### Short task
Search the listing below for the string "from" and show each line that contains it.

· · · ·

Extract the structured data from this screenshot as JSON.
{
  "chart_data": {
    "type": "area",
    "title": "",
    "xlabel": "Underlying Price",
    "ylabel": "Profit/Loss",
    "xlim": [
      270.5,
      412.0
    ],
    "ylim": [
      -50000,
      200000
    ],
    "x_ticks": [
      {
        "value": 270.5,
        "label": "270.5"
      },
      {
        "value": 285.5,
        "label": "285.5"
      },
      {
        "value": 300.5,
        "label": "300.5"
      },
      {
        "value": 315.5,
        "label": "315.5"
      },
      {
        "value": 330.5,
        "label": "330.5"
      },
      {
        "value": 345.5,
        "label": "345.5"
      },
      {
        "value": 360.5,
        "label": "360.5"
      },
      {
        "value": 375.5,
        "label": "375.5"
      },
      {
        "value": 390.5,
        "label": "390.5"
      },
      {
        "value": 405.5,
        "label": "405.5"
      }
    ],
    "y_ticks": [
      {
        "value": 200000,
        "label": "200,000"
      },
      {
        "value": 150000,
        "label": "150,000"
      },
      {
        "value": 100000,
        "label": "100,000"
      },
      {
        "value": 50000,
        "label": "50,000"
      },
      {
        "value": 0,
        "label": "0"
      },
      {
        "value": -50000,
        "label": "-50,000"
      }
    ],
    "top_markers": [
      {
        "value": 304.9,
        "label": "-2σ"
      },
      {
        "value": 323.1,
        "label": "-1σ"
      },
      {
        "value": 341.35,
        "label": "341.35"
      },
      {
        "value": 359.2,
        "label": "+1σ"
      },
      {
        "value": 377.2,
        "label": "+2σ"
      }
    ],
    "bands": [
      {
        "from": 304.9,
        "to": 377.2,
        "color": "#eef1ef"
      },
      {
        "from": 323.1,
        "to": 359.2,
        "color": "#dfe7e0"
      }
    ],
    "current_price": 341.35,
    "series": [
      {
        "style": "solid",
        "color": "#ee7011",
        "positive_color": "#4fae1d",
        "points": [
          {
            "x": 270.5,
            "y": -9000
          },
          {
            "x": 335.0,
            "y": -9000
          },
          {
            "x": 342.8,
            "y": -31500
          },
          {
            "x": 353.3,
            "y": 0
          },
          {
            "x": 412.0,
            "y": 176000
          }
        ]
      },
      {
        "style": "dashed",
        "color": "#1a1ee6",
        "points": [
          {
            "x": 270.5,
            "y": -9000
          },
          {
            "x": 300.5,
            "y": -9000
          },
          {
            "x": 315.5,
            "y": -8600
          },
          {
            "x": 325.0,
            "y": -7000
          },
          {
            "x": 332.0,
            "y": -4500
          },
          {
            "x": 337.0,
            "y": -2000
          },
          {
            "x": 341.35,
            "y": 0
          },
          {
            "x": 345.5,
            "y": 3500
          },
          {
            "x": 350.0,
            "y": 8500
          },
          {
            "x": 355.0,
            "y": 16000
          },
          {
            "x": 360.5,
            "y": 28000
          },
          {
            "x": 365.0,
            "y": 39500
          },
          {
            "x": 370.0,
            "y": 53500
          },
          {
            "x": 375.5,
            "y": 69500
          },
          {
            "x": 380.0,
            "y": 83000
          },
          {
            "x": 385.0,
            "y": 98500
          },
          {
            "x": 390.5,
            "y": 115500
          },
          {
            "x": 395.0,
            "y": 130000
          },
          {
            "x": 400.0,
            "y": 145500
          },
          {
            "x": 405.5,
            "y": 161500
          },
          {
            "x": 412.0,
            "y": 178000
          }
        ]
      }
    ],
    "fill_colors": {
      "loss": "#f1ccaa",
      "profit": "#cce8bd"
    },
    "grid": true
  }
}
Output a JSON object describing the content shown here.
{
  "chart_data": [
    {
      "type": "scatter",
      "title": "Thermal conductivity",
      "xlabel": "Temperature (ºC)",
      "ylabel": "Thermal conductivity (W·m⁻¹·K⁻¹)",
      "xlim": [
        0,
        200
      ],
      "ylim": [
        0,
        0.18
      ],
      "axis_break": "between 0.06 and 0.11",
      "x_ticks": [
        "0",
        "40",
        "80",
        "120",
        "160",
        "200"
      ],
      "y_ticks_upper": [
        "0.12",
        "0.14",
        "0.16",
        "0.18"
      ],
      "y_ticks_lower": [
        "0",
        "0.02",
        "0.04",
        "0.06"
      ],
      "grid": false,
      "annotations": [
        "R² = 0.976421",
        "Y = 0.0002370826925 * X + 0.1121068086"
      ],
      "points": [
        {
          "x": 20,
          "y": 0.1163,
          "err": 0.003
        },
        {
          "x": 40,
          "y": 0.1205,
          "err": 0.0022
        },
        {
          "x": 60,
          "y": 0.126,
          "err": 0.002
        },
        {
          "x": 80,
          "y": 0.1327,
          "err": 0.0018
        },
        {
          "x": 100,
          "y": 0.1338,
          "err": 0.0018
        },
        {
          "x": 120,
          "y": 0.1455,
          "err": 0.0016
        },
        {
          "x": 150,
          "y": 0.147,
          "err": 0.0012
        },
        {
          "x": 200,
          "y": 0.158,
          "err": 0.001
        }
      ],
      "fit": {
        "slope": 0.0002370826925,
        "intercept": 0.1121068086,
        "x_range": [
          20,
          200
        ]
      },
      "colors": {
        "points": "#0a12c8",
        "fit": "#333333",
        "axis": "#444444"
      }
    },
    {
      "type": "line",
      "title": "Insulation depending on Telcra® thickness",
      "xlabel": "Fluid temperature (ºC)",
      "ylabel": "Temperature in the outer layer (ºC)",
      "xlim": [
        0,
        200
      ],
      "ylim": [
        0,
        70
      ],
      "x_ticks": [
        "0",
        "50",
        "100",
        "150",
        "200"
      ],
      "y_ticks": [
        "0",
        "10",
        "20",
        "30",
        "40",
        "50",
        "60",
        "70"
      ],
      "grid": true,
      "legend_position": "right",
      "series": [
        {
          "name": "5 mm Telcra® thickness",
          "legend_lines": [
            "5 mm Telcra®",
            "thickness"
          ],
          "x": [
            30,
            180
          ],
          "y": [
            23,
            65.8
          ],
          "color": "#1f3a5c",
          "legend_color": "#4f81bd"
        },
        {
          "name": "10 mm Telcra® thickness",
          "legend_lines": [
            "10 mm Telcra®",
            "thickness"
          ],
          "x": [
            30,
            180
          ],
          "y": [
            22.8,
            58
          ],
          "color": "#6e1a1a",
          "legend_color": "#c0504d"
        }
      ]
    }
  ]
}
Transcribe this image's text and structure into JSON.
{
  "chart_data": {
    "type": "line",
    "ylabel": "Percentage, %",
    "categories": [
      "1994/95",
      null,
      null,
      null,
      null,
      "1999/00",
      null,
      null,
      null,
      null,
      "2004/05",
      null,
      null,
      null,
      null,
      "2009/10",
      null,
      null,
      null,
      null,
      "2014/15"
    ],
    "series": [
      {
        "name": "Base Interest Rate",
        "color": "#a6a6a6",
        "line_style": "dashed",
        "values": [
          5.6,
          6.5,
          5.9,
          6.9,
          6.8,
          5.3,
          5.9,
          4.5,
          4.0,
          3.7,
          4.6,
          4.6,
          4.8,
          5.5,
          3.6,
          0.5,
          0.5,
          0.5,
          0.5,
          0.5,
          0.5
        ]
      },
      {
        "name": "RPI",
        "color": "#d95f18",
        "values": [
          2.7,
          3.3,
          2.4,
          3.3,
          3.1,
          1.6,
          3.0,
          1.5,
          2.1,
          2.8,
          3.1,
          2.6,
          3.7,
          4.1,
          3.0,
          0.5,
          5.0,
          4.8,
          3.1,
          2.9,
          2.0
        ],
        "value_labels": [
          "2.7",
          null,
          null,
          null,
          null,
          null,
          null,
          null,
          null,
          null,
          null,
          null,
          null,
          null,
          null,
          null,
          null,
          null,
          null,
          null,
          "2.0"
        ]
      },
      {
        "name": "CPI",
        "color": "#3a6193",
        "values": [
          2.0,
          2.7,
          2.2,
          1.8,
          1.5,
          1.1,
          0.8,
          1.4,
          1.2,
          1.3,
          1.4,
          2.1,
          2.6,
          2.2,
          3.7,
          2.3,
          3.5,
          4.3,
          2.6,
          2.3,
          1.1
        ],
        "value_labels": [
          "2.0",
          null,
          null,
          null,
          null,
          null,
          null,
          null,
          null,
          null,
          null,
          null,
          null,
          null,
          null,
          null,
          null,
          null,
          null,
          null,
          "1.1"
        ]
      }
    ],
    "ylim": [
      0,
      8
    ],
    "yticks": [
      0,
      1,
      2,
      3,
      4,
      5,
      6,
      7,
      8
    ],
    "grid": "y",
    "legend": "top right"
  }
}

· · · ·

### Reply
Extract the structured data from this screenshot as JSON.
        "from": 304.9,
        "from": 323.1,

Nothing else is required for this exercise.